Extracted data entries:

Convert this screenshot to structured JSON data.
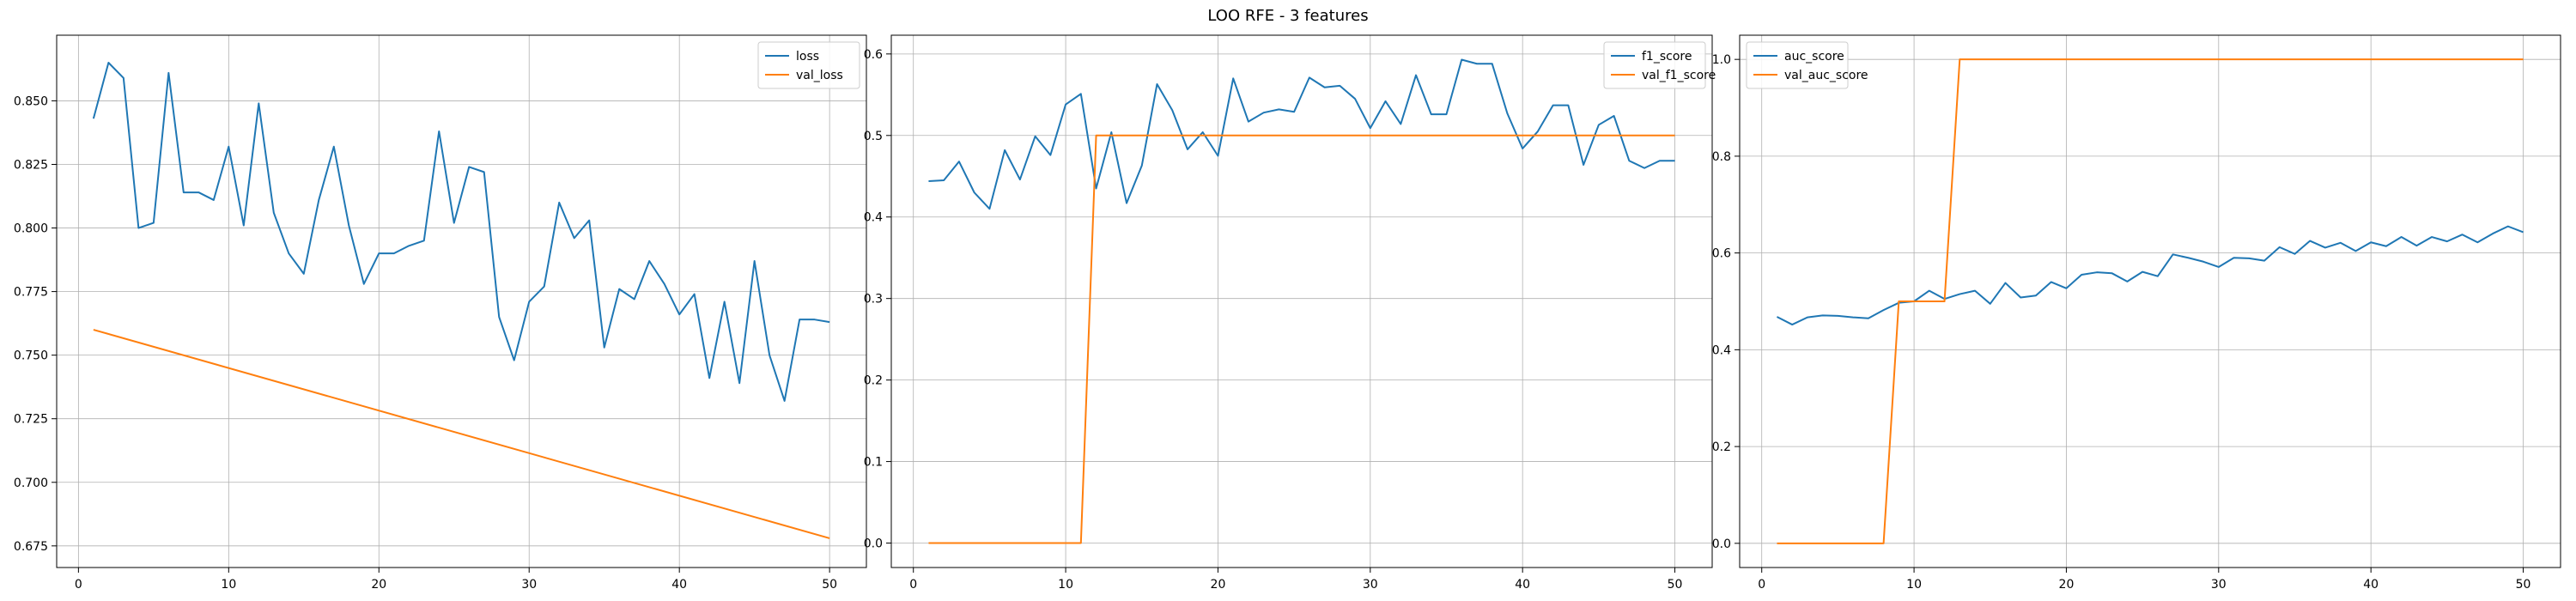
{
  "figure": {
    "title": "LOO RFE - 3 features"
  },
  "chart_data": [
    {
      "type": "line",
      "title": "",
      "xlabel": "",
      "ylabel": "",
      "xlim": [
        -1.45,
        52.45
      ],
      "ylim": [
        0.6665,
        0.8758
      ],
      "xticks": [
        0,
        10,
        20,
        30,
        40,
        50
      ],
      "yticks": [
        0.675,
        0.7,
        0.725,
        0.75,
        0.775,
        0.8,
        0.825,
        0.85
      ],
      "ytick_labels": [
        "0.675",
        "0.700",
        "0.725",
        "0.750",
        "0.775",
        "0.800",
        "0.825",
        "0.850"
      ],
      "grid": true,
      "legend": "upper right",
      "series": [
        {
          "name": "loss",
          "color": "#1f77b4",
          "x": [
            1,
            2,
            3,
            4,
            5,
            6,
            7,
            8,
            9,
            10,
            11,
            12,
            13,
            14,
            15,
            16,
            17,
            18,
            19,
            20,
            21,
            22,
            23,
            24,
            25,
            26,
            27,
            28,
            29,
            30,
            31,
            32,
            33,
            34,
            35,
            36,
            37,
            38,
            39,
            40,
            41,
            42,
            43,
            44,
            45,
            46,
            47,
            48,
            49,
            50
          ],
          "values": [
            0.843,
            0.865,
            0.859,
            0.8,
            0.802,
            0.861,
            0.814,
            0.814,
            0.811,
            0.832,
            0.801,
            0.849,
            0.806,
            0.79,
            0.782,
            0.811,
            0.832,
            0.801,
            0.778,
            0.79,
            0.79,
            0.793,
            0.795,
            0.838,
            0.802,
            0.824,
            0.822,
            0.765,
            0.748,
            0.771,
            0.777,
            0.81,
            0.796,
            0.803,
            0.753,
            0.776,
            0.772,
            0.787,
            0.778,
            0.766,
            0.774,
            0.741,
            0.771,
            0.739,
            0.787,
            0.75,
            0.732,
            0.764,
            0.764,
            0.763
          ]
        },
        {
          "name": "val_loss",
          "color": "#ff7f0e",
          "x": [
            1,
            50
          ],
          "values": [
            0.76,
            0.678
          ]
        }
      ]
    },
    {
      "type": "line",
      "title": "",
      "xlabel": "",
      "ylabel": "",
      "xlim": [
        -1.45,
        52.45
      ],
      "ylim": [
        -0.03,
        0.623
      ],
      "xticks": [
        0,
        10,
        20,
        30,
        40,
        50
      ],
      "yticks": [
        0.0,
        0.1,
        0.2,
        0.3,
        0.4,
        0.5,
        0.6
      ],
      "ytick_labels": [
        "0.0",
        "0.1",
        "0.2",
        "0.3",
        "0.4",
        "0.5",
        "0.6"
      ],
      "grid": true,
      "legend": "upper right",
      "series": [
        {
          "name": "f1_score",
          "color": "#1f77b4",
          "x": [
            1,
            2,
            3,
            4,
            5,
            6,
            7,
            8,
            9,
            10,
            11,
            12,
            13,
            14,
            15,
            16,
            17,
            18,
            19,
            20,
            21,
            22,
            23,
            24,
            25,
            26,
            27,
            28,
            29,
            30,
            31,
            32,
            33,
            34,
            35,
            36,
            37,
            38,
            39,
            40,
            41,
            42,
            43,
            44,
            45,
            46,
            47,
            48,
            49,
            50
          ],
          "values": [
            0.444,
            0.445,
            0.468,
            0.43,
            0.41,
            0.482,
            0.446,
            0.499,
            0.476,
            0.538,
            0.551,
            0.435,
            0.504,
            0.417,
            0.463,
            0.563,
            0.531,
            0.483,
            0.504,
            0.475,
            0.57,
            0.517,
            0.528,
            0.532,
            0.529,
            0.571,
            0.559,
            0.561,
            0.545,
            0.509,
            0.542,
            0.514,
            0.574,
            0.526,
            0.526,
            0.593,
            0.588,
            0.588,
            0.527,
            0.484,
            0.505,
            0.537,
            0.537,
            0.464,
            0.513,
            0.524,
            0.469,
            0.46,
            0.469,
            0.469
          ]
        },
        {
          "name": "val_f1_score",
          "color": "#ff7f0e",
          "x": [
            1,
            11,
            12,
            50
          ],
          "values": [
            0.0,
            0.0,
            0.5,
            0.5
          ]
        }
      ]
    },
    {
      "type": "line",
      "title": "",
      "xlabel": "",
      "ylabel": "",
      "xlim": [
        -1.45,
        52.45
      ],
      "ylim": [
        -0.05,
        1.05
      ],
      "xticks": [
        0,
        10,
        20,
        30,
        40,
        50
      ],
      "yticks": [
        0.0,
        0.2,
        0.4,
        0.6,
        0.8,
        1.0
      ],
      "ytick_labels": [
        "0.0",
        "0.2",
        "0.4",
        "0.6",
        "0.8",
        "1.0"
      ],
      "grid": true,
      "legend": "upper left",
      "series": [
        {
          "name": "auc_score",
          "color": "#1f77b4",
          "x": [
            1,
            2,
            3,
            4,
            5,
            6,
            7,
            8,
            9,
            10,
            11,
            12,
            13,
            14,
            15,
            16,
            17,
            18,
            19,
            20,
            21,
            22,
            23,
            24,
            25,
            26,
            27,
            28,
            29,
            30,
            31,
            32,
            33,
            34,
            35,
            36,
            37,
            38,
            39,
            40,
            41,
            42,
            43,
            44,
            45,
            46,
            47,
            48,
            49,
            50
          ],
          "values": [
            0.468,
            0.452,
            0.467,
            0.471,
            0.47,
            0.467,
            0.465,
            0.482,
            0.497,
            0.5,
            0.522,
            0.505,
            0.515,
            0.522,
            0.495,
            0.538,
            0.508,
            0.512,
            0.54,
            0.527,
            0.555,
            0.56,
            0.558,
            0.541,
            0.561,
            0.552,
            0.597,
            0.59,
            0.582,
            0.571,
            0.59,
            0.589,
            0.584,
            0.612,
            0.598,
            0.625,
            0.611,
            0.621,
            0.604,
            0.622,
            0.614,
            0.633,
            0.615,
            0.633,
            0.624,
            0.638,
            0.622,
            0.64,
            0.655,
            0.643
          ]
        },
        {
          "name": "val_auc_score",
          "color": "#ff7f0e",
          "x": [
            1,
            8,
            9,
            12,
            13,
            50
          ],
          "values": [
            0.0,
            0.0,
            0.5,
            0.5,
            1.0,
            1.0
          ]
        }
      ]
    }
  ]
}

*EXERCISE:* All entries are to be retyped exactly. Omit any embedded images.

*FINAL ANSWER:*
Convert this screenshot to structured JSON data.
{
  "figure": {
    "title": "LOO RFE - 3 features"
  },
  "chart_data": [
    {
      "type": "line",
      "title": "",
      "xlabel": "",
      "ylabel": "",
      "xlim": [
        -1.45,
        52.45
      ],
      "ylim": [
        0.6665,
        0.8758
      ],
      "xticks": [
        0,
        10,
        20,
        30,
        40,
        50
      ],
      "yticks": [
        0.675,
        0.7,
        0.725,
        0.75,
        0.775,
        0.8,
        0.825,
        0.85
      ],
      "ytick_labels": [
        "0.675",
        "0.700",
        "0.725",
        "0.750",
        "0.775",
        "0.800",
        "0.825",
        "0.850"
      ],
      "grid": true,
      "legend": "upper right",
      "series": [
        {
          "name": "loss",
          "color": "#1f77b4",
          "x": [
            1,
            2,
            3,
            4,
            5,
            6,
            7,
            8,
            9,
            10,
            11,
            12,
            13,
            14,
            15,
            16,
            17,
            18,
            19,
            20,
            21,
            22,
            23,
            24,
            25,
            26,
            27,
            28,
            29,
            30,
            31,
            32,
            33,
            34,
            35,
            36,
            37,
            38,
            39,
            40,
            41,
            42,
            43,
            44,
            45,
            46,
            47,
            48,
            49,
            50
          ],
          "values": [
            0.843,
            0.865,
            0.859,
            0.8,
            0.802,
            0.861,
            0.814,
            0.814,
            0.811,
            0.832,
            0.801,
            0.849,
            0.806,
            0.79,
            0.782,
            0.811,
            0.832,
            0.801,
            0.778,
            0.79,
            0.79,
            0.793,
            0.795,
            0.838,
            0.802,
            0.824,
            0.822,
            0.765,
            0.748,
            0.771,
            0.777,
            0.81,
            0.796,
            0.803,
            0.753,
            0.776,
            0.772,
            0.787,
            0.778,
            0.766,
            0.774,
            0.741,
            0.771,
            0.739,
            0.787,
            0.75,
            0.732,
            0.764,
            0.764,
            0.763
          ]
        },
        {
          "name": "val_loss",
          "color": "#ff7f0e",
          "x": [
            1,
            50
          ],
          "values": [
            0.76,
            0.678
          ]
        }
      ]
    },
    {
      "type": "line",
      "title": "",
      "xlabel": "",
      "ylabel": "",
      "xlim": [
        -1.45,
        52.45
      ],
      "ylim": [
        -0.03,
        0.623
      ],
      "xticks": [
        0,
        10,
        20,
        30,
        40,
        50
      ],
      "yticks": [
        0.0,
        0.1,
        0.2,
        0.3,
        0.4,
        0.5,
        0.6
      ],
      "ytick_labels": [
        "0.0",
        "0.1",
        "0.2",
        "0.3",
        "0.4",
        "0.5",
        "0.6"
      ],
      "grid": true,
      "legend": "upper right",
      "series": [
        {
          "name": "f1_score",
          "color": "#1f77b4",
          "x": [
            1,
            2,
            3,
            4,
            5,
            6,
            7,
            8,
            9,
            10,
            11,
            12,
            13,
            14,
            15,
            16,
            17,
            18,
            19,
            20,
            21,
            22,
            23,
            24,
            25,
            26,
            27,
            28,
            29,
            30,
            31,
            32,
            33,
            34,
            35,
            36,
            37,
            38,
            39,
            40,
            41,
            42,
            43,
            44,
            45,
            46,
            47,
            48,
            49,
            50
          ],
          "values": [
            0.444,
            0.445,
            0.468,
            0.43,
            0.41,
            0.482,
            0.446,
            0.499,
            0.476,
            0.538,
            0.551,
            0.435,
            0.504,
            0.417,
            0.463,
            0.563,
            0.531,
            0.483,
            0.504,
            0.475,
            0.57,
            0.517,
            0.528,
            0.532,
            0.529,
            0.571,
            0.559,
            0.561,
            0.545,
            0.509,
            0.542,
            0.514,
            0.574,
            0.526,
            0.526,
            0.593,
            0.588,
            0.588,
            0.527,
            0.484,
            0.505,
            0.537,
            0.537,
            0.464,
            0.513,
            0.524,
            0.469,
            0.46,
            0.469,
            0.469
          ]
        },
        {
          "name": "val_f1_score",
          "color": "#ff7f0e",
          "x": [
            1,
            11,
            12,
            50
          ],
          "values": [
            0.0,
            0.0,
            0.5,
            0.5
          ]
        }
      ]
    },
    {
      "type": "line",
      "title": "",
      "xlabel": "",
      "ylabel": "",
      "xlim": [
        -1.45,
        52.45
      ],
      "ylim": [
        -0.05,
        1.05
      ],
      "xticks": [
        0,
        10,
        20,
        30,
        40,
        50
      ],
      "yticks": [
        0.0,
        0.2,
        0.4,
        0.6,
        0.8,
        1.0
      ],
      "ytick_labels": [
        "0.0",
        "0.2",
        "0.4",
        "0.6",
        "0.8",
        "1.0"
      ],
      "grid": true,
      "legend": "upper left",
      "series": [
        {
          "name": "auc_score",
          "color": "#1f77b4",
          "x": [
            1,
            2,
            3,
            4,
            5,
            6,
            7,
            8,
            9,
            10,
            11,
            12,
            13,
            14,
            15,
            16,
            17,
            18,
            19,
            20,
            21,
            22,
            23,
            24,
            25,
            26,
            27,
            28,
            29,
            30,
            31,
            32,
            33,
            34,
            35,
            36,
            37,
            38,
            39,
            40,
            41,
            42,
            43,
            44,
            45,
            46,
            47,
            48,
            49,
            50
          ],
          "values": [
            0.468,
            0.452,
            0.467,
            0.471,
            0.47,
            0.467,
            0.465,
            0.482,
            0.497,
            0.5,
            0.522,
            0.505,
            0.515,
            0.522,
            0.495,
            0.538,
            0.508,
            0.512,
            0.54,
            0.527,
            0.555,
            0.56,
            0.558,
            0.541,
            0.561,
            0.552,
            0.597,
            0.59,
            0.582,
            0.571,
            0.59,
            0.589,
            0.584,
            0.612,
            0.598,
            0.625,
            0.611,
            0.621,
            0.604,
            0.622,
            0.614,
            0.633,
            0.615,
            0.633,
            0.624,
            0.638,
            0.622,
            0.64,
            0.655,
            0.643
          ]
        },
        {
          "name": "val_auc_score",
          "color": "#ff7f0e",
          "x": [
            1,
            8,
            9,
            12,
            13,
            50
          ],
          "values": [
            0.0,
            0.0,
            0.5,
            0.5,
            1.0,
            1.0
          ]
        }
      ]
    }
  ]
}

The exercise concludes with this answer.